#### [EXERCISE DETAILS]
Search the material for the word "previous" and copy each line that holds it.
--- Start RECORD LIST ---
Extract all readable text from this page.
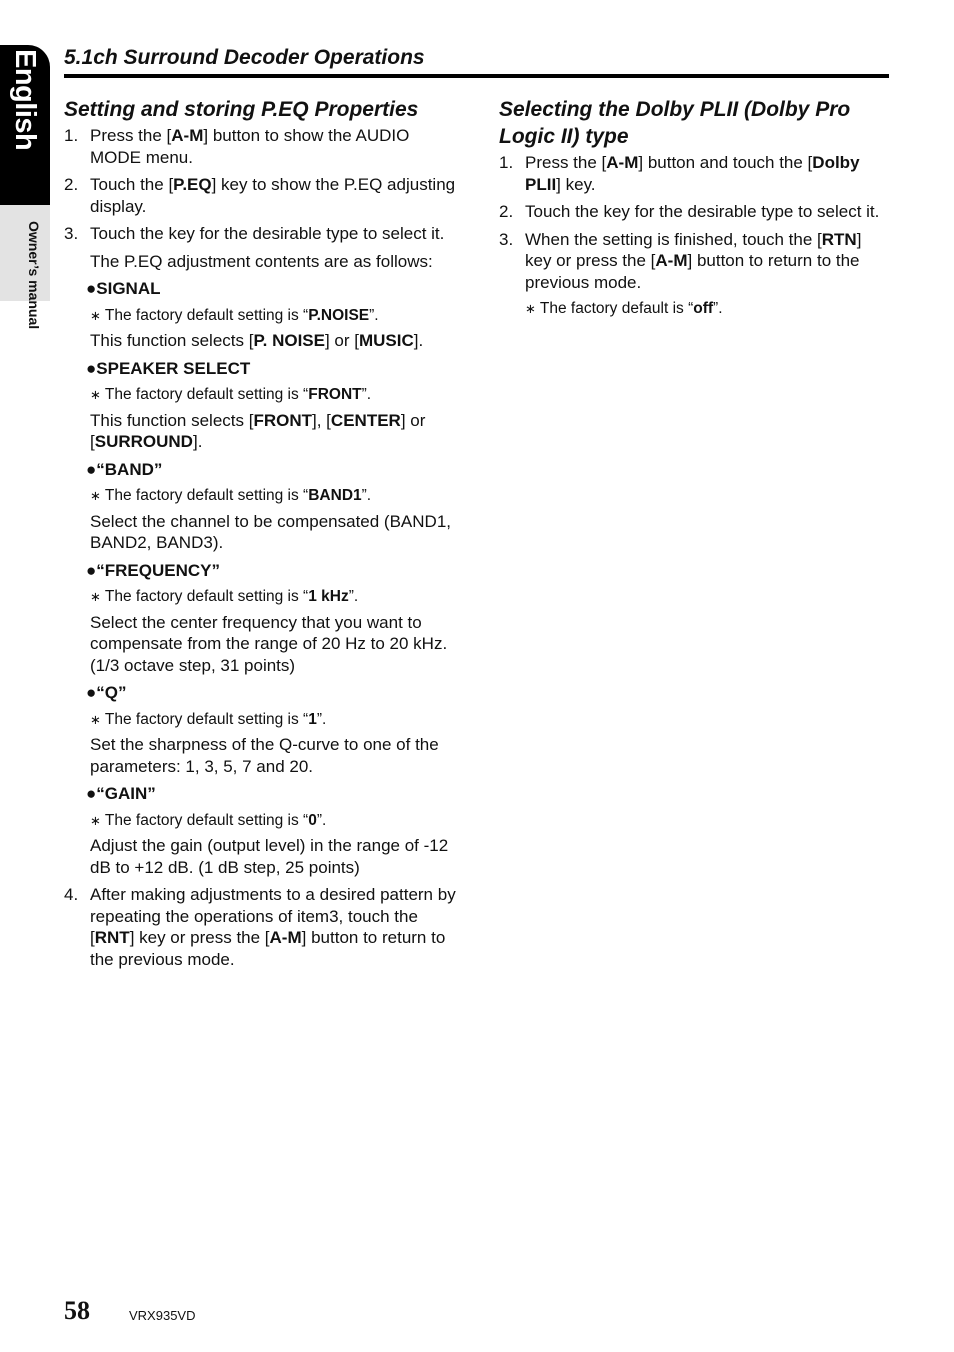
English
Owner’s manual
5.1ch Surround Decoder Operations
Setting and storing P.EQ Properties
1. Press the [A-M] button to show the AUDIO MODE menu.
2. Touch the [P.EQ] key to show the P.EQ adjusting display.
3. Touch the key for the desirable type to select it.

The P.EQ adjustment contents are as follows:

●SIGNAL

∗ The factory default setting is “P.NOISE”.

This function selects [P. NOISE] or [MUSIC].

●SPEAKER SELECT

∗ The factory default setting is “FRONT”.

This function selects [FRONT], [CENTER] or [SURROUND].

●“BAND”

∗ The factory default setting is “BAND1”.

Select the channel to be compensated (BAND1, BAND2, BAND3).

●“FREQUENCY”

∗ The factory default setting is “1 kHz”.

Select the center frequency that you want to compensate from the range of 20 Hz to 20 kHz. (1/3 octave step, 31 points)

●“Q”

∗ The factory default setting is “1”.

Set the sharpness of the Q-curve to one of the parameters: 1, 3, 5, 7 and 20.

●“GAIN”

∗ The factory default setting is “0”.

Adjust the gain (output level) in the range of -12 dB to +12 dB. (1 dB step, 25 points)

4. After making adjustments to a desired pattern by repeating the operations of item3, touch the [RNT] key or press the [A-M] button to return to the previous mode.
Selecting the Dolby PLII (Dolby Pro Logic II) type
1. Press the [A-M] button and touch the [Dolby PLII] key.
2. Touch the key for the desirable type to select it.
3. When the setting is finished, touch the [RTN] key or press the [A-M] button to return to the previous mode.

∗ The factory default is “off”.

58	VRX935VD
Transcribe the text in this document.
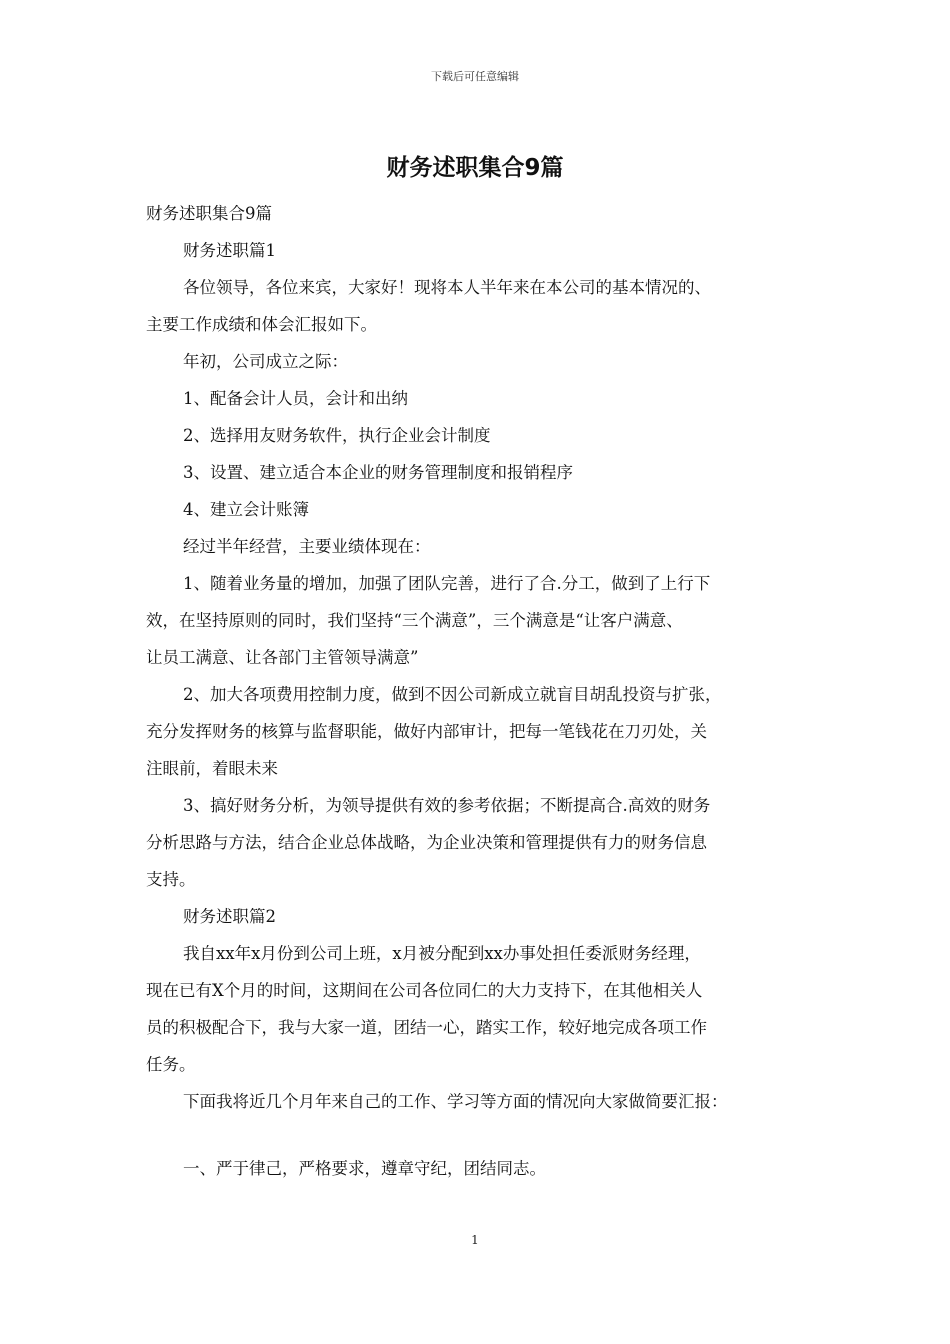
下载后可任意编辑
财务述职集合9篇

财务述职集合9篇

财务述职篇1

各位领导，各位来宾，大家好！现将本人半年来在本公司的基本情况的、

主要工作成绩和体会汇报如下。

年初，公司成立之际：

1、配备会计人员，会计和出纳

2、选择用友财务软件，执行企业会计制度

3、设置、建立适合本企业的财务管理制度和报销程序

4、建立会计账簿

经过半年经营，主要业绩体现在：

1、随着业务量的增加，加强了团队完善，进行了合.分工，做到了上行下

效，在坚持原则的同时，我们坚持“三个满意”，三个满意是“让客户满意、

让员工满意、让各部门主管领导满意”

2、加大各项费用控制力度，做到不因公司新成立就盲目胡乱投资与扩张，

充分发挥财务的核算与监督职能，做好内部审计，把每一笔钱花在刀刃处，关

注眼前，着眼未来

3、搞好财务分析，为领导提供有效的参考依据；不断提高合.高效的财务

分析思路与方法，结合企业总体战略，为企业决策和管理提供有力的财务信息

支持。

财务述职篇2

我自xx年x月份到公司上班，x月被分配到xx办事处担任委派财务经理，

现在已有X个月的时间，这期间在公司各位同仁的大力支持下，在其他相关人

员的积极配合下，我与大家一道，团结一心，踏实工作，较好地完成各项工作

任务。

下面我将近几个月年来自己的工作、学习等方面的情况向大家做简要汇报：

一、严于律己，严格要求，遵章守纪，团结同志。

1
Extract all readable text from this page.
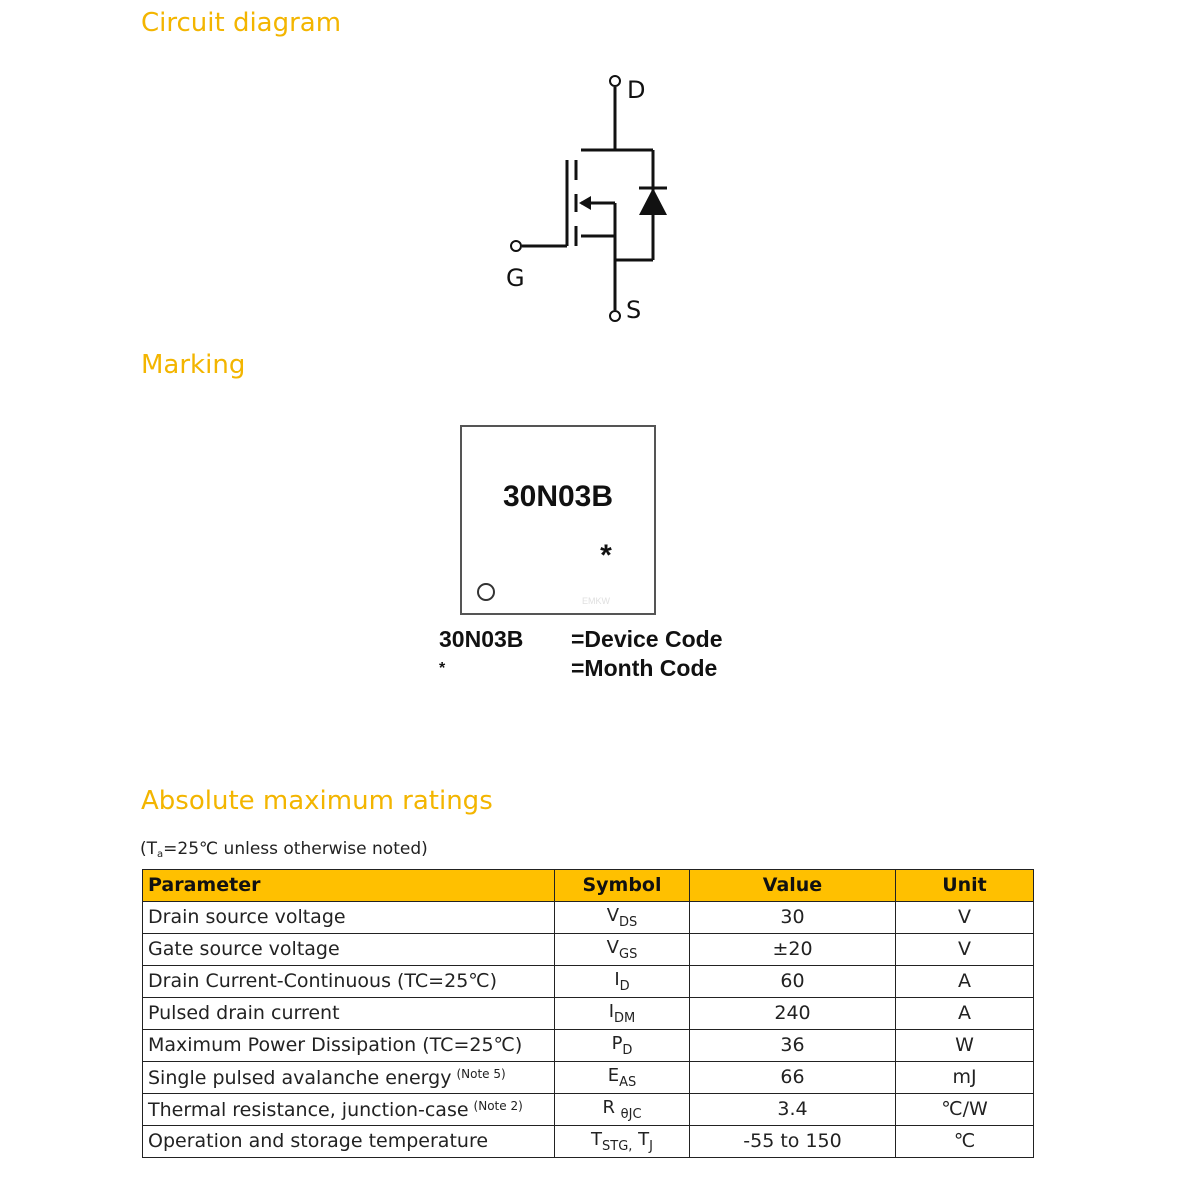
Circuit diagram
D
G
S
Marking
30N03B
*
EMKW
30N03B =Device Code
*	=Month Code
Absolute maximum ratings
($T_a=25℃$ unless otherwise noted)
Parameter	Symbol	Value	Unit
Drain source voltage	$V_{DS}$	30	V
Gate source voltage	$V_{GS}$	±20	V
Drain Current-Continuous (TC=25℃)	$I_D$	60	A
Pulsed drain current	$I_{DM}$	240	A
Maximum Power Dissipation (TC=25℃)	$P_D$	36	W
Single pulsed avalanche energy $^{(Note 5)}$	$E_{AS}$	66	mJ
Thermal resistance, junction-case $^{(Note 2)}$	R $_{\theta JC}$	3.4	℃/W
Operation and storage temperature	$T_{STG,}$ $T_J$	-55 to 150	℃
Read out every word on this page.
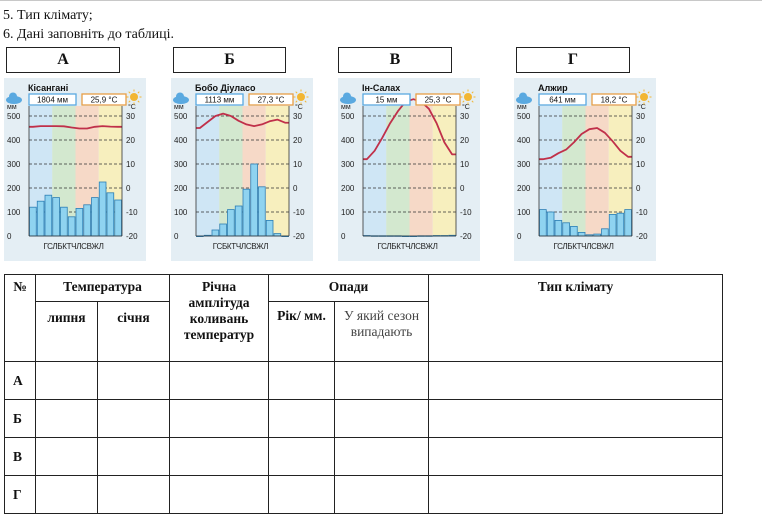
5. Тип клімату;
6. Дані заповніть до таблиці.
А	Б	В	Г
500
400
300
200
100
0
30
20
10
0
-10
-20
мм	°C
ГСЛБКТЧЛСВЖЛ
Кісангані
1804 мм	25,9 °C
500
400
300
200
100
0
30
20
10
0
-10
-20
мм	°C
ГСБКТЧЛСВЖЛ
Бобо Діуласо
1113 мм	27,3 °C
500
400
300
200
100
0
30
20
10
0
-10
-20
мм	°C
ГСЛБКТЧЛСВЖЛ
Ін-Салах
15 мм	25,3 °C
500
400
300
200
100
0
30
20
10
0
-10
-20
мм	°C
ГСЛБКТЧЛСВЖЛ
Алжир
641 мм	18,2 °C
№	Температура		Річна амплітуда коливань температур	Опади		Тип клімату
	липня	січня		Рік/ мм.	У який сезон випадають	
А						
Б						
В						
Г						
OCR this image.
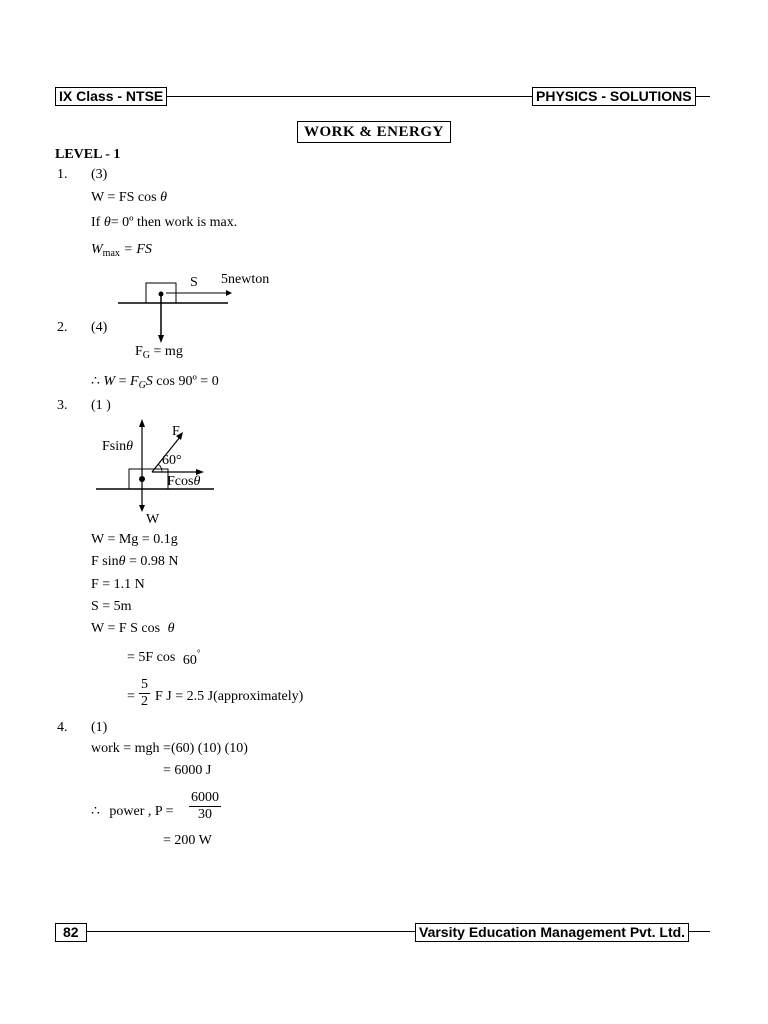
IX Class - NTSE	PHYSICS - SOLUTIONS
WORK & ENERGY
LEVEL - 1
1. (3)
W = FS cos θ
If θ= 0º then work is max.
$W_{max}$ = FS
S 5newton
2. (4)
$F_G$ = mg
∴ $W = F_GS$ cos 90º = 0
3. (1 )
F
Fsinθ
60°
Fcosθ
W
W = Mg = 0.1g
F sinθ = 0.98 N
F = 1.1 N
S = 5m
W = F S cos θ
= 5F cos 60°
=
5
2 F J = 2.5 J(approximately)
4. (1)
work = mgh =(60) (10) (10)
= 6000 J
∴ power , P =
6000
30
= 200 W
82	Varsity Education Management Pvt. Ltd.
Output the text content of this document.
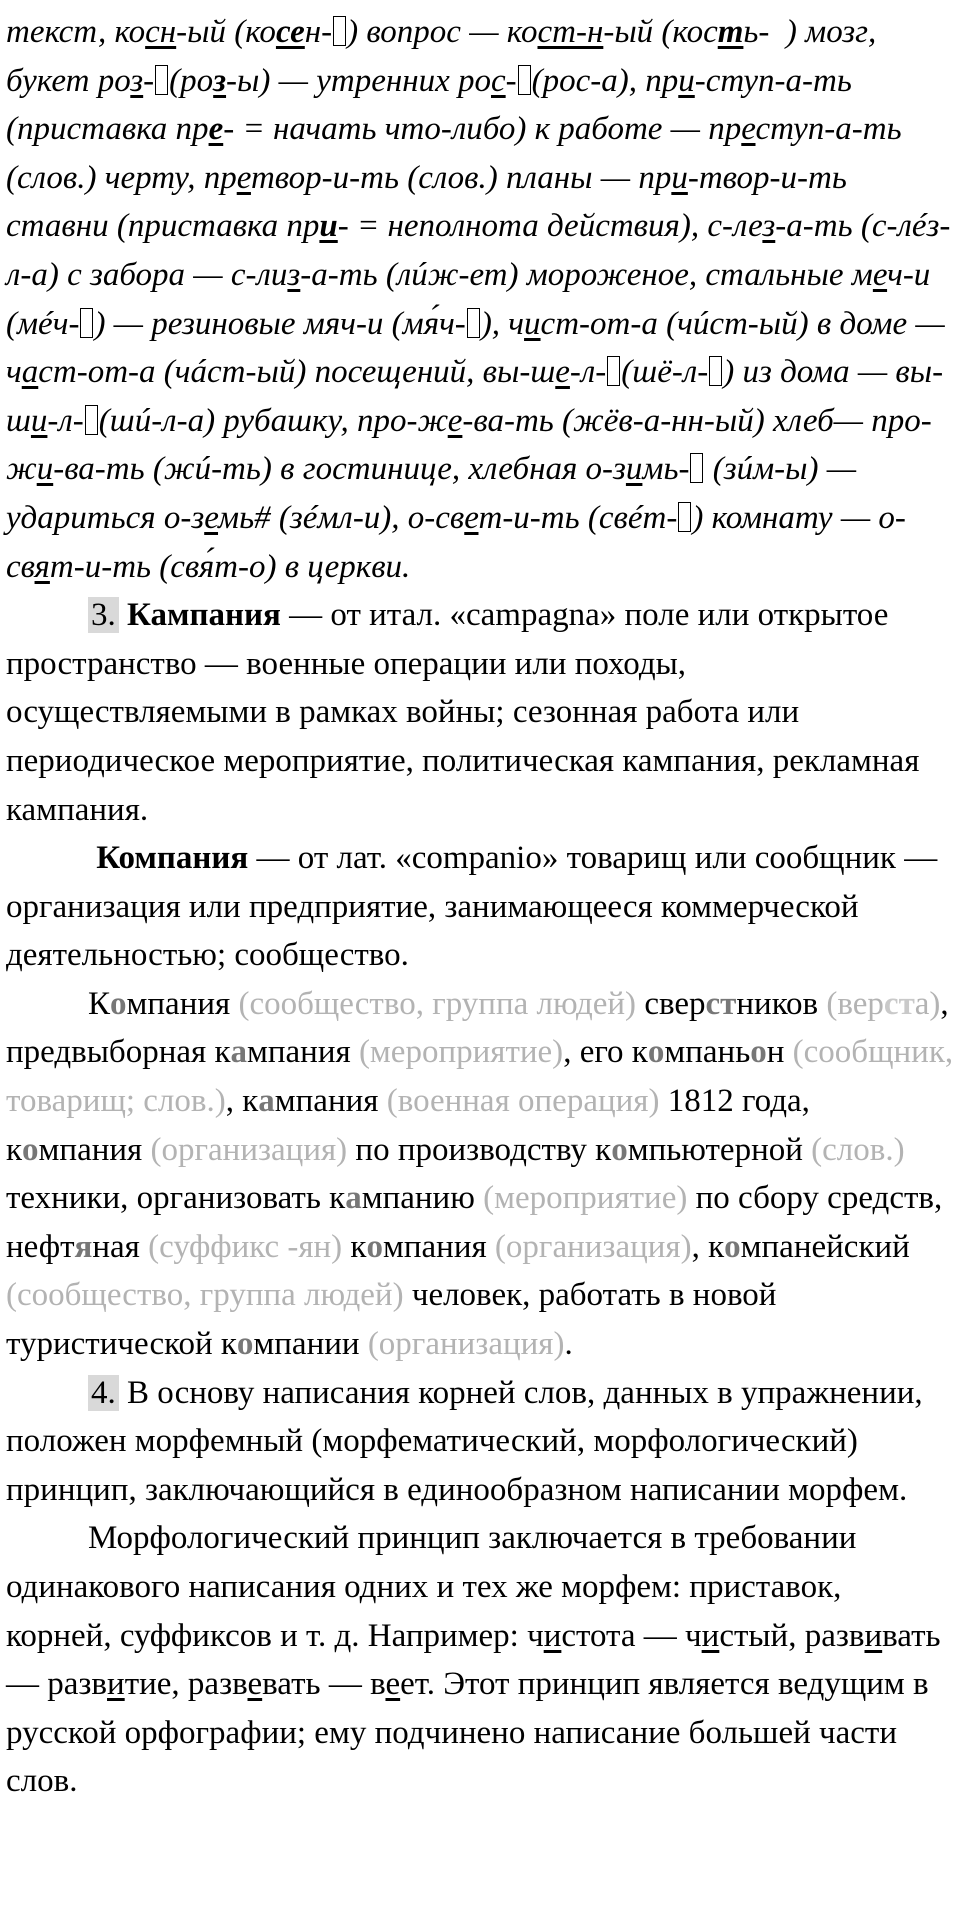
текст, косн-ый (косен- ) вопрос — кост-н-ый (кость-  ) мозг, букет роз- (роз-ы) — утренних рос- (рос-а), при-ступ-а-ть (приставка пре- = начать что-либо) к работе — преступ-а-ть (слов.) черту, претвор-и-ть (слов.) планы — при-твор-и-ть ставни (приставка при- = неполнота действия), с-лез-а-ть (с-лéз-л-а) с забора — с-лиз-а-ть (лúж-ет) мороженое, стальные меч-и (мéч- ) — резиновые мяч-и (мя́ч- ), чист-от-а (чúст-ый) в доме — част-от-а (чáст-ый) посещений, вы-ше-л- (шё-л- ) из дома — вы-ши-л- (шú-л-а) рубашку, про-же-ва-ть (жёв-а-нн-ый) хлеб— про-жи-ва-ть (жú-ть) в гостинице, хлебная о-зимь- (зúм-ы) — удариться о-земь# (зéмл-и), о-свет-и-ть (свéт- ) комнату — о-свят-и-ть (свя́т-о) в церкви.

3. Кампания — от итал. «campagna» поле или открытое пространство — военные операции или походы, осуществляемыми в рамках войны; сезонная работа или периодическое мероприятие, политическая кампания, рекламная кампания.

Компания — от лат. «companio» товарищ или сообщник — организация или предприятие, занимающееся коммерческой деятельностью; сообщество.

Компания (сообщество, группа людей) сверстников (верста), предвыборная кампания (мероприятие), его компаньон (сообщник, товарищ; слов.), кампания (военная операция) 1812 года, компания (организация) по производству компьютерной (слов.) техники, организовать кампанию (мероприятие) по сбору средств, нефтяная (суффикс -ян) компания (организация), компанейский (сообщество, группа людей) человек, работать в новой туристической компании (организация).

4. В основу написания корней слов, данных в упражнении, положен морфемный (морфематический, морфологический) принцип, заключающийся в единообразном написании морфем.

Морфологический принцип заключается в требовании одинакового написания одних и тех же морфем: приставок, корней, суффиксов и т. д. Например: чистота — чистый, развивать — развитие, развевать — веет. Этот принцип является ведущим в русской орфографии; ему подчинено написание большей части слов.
--- End RECORD LIST ---
#### [TASK OUTPUT]
4. After making adjustments to a desired pattern by repeating the operations of item3, touch the [RNT] key or press the [A-M] button to return to the previous mode.
3. When the setting is finished, touch the [RTN] key or press the [A-M] button to return to the previous mode.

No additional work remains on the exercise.